- [Short problem 1] In the essay about the Millrose Games, how many laps of the Madison Square Garden track make up a mile?
- [Short problem 2]
Decide whether each statement agrees with the essay about the Millrose Games. Answer yes or no, and quote the words from the essay that settle it.
(a) The Millrose events start at 5:45 p.m.
(b) A single announcer covers both the running and the pole vaulters.
(c) HPSCHD was staged in an outdoor stadium.
- [Short problem 3] Continue the essay about the Millrose Games from the point where it stops.

Richard Kostelanetz
The Millrose Games: I Saw John Cage at Madison Square Garden (1992)
Perhaps the greatest index of the influence of the composer/writer John Cage (1912-92) is that he made me appreciate certain ways of the world in Cagean ways. For many fans of competitive running and jumping, the annual Millrose Games is the apex of the New York City indoor track season; for me, it is the epitome of non-hierarchic, non-centered Cagean performance. The floor of Madison Square Garden, essentially a basketball court and hockey rink some sixty yards by twenty, is covered with a four-lane wooden track that runs circularly along the edge and is drastically sloped ("banked") at its narrow ends (to compensate for a sharp turn-to-reversal). Whereas the standard outdoor circular track has 440 yards, requiring four laps to a mile, this one is approximately 160 yards long, requiring eleven laps to the mile. Inside the track is paraphernalia for the pole vault, the high jump, and the long jump, as well as another straightaway track for the 60-yard dashes and hurdles. The events begin promptly at 5:45 p.m. with a series of relays, and continue past 10:30 p.m, with no clear break in the activities for roughly five continuous hours. Five hours was incidentally the length of Cage's greatest theatrical creation, HPSCHD (1969), which likewise took place in an indoor sports arena (Assembly Hall at the University of Illinois).
What first of all marks the Millrose Games as Cagean performance is that two and often three events occur simultaneously. While runners are going around the main track, pole vaulters and jumpers are flinging themselves to various heights and distances. This means that spectators must constantly choose where to look. More than once I heard some members of the audience cheering something that had completely escaped my attention. Curiously, the announcer describing the running is not the same man identifying the pole vaulters, which means that the voices sometimes interrupt each other. More than once I saw a pole vaulter in mid-air, about to execute his concluding moves over the crossbar just as the starter's gun resounded coincidentally. In its diffusion of spectator attention, the Millrose Games resembles the traditional American three-ring circus, which incidentally also takes place in Madison Square Garden later in the spring; such a circus was always an esthetic ideal for Cage (exploited and compromised though it was by the Rolyholyover exhibition, which was subtitled "A Circus," though it scarcely was).

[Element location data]
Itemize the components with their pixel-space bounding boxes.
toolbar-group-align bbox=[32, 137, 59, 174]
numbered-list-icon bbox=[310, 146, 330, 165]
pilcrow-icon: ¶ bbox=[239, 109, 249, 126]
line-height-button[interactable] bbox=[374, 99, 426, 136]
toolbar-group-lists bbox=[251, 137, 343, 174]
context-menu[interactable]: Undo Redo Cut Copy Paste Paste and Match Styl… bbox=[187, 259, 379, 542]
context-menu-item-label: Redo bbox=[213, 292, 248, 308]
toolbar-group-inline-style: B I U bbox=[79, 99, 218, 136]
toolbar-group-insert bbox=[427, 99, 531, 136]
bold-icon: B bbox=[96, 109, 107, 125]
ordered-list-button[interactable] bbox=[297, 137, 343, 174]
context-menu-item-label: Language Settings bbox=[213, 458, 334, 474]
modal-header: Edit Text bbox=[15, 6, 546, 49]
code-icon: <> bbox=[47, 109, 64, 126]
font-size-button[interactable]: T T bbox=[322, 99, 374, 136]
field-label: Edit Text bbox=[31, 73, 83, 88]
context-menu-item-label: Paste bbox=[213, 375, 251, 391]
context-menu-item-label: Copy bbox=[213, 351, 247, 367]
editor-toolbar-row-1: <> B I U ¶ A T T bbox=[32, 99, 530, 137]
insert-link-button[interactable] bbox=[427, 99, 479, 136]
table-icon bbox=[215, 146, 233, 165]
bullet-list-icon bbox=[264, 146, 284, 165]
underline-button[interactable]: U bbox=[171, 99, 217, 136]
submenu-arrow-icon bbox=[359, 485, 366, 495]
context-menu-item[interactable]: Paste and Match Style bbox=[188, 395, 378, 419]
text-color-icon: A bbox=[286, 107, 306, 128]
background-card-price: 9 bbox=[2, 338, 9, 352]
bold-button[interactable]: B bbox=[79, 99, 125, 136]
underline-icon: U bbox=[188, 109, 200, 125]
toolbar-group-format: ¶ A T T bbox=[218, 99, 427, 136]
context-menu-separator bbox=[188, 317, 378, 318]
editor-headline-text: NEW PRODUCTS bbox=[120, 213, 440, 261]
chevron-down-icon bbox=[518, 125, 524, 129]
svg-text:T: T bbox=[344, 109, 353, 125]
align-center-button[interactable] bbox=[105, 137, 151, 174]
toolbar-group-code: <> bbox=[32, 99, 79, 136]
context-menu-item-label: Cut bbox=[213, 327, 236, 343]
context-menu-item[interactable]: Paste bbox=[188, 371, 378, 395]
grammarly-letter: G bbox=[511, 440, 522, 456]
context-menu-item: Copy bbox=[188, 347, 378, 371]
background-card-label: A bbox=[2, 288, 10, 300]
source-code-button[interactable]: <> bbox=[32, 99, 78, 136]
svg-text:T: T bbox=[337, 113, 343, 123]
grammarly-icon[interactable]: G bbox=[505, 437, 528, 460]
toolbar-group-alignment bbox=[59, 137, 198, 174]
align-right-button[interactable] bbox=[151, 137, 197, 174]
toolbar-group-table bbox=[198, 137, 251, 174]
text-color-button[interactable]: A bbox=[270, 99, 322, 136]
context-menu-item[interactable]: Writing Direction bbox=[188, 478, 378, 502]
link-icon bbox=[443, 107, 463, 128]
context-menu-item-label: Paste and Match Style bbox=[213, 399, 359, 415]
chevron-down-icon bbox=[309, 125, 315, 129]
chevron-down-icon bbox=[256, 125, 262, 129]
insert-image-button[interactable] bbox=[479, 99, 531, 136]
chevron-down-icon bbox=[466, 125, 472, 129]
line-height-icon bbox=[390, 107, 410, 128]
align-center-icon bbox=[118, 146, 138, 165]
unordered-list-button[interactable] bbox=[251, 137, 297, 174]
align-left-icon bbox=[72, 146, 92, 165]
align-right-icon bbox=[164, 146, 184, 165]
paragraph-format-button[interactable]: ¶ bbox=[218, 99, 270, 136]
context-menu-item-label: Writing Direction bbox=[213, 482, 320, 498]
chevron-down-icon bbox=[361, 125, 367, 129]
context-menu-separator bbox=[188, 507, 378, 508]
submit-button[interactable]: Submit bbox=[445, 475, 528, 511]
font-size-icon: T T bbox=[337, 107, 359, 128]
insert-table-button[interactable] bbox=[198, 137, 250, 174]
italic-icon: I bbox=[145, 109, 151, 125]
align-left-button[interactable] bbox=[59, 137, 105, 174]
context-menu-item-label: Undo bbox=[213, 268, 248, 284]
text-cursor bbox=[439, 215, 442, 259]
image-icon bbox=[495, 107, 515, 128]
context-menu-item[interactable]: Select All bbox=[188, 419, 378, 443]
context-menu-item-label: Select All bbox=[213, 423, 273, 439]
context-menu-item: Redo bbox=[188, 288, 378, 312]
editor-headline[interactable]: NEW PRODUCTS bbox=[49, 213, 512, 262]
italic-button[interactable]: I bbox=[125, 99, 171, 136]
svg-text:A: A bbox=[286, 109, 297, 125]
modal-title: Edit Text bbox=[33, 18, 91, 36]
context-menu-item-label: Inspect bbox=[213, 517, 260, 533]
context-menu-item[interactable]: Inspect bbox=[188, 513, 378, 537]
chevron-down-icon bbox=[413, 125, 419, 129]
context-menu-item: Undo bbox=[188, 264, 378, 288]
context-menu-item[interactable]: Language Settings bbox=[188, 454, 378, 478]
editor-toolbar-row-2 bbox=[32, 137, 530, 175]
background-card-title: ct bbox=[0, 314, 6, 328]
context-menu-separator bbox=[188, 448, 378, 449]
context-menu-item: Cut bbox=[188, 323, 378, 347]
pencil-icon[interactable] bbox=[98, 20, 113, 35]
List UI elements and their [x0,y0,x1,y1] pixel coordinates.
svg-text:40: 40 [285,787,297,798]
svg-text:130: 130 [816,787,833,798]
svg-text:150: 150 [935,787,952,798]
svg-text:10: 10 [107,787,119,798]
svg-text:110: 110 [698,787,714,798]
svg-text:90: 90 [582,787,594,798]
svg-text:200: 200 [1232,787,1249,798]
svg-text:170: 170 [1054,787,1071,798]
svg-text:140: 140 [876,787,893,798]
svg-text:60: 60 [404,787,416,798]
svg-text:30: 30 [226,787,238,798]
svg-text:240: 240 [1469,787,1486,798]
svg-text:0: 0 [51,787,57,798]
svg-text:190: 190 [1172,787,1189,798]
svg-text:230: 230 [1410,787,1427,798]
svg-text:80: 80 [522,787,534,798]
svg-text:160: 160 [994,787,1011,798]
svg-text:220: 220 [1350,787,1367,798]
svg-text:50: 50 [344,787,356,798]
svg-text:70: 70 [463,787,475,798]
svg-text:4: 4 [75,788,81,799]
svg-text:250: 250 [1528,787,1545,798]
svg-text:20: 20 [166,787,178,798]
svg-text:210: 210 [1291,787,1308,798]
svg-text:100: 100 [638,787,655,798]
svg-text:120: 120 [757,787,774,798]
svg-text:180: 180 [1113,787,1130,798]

- [Expected answer 1] Eleven laps.

- [Expected answer 2]
(a) Yes: "The events begin promptly at 5:45 p.m. with a series of relays"
(b) No: "the announcer describing the running is not the same man identifying the pole vaulters"
(c) No: "which likewise took place in an indoor sports arena"

- [Expected answer 3]
What also makes the Millrose Games Cagean is an abundance of participants within an absence of hierarchy. On the same indoor track were run several 1,600-meter relays separately for men and women, with each runner doing 400 meters, within a wide variety of team classifications: local universities, Ivy League universities, public high schools within the five boroughs, suburban high schools, Catholic high schools, local club teams, and "masters" teams (which are limited to runners forty years in age and older). One of the more curious races, "Chemical Bank Women's 4 X 400 Meters Indoor Challenge," had the Board of Education team pitted against Memorial Sloan-Kettering, Citibank, IBM, and the FBI. (IBM won, while the FBI finished fifth, apparently amicably. The parallel men's race was won by the Board of Education!)
This is the same track on which some of the meets' stars run—Marcus O'Sullivan in the Wanamaker Mile, Hassiba Boulmerka (an Olympic champion) in the Women's Mile, Reuben Reina in the 3,000 meters, Maria Mutola in the 800 meters, Mark Everett in the 800 meters. Also here, before the same audience, is the High School Boy's solo One-Mile Run, the women's equivalent, a 400-meter race, a 500-meter race, 3,200-meter relays, etc., all of them staged with roughly an equal amount of fanfare. One could identify with the thrill for a young person (or even a master) running on the same boards as a world-class star only a few minutes before or after. (Some barely negotiated the sloped banking, for which they lacked experience; it was both sad and amusing to see amateur runners losing their balance around the turns, while one man fell flat on his stomach, his forward force propelling him up all the way to the track's outer edge.)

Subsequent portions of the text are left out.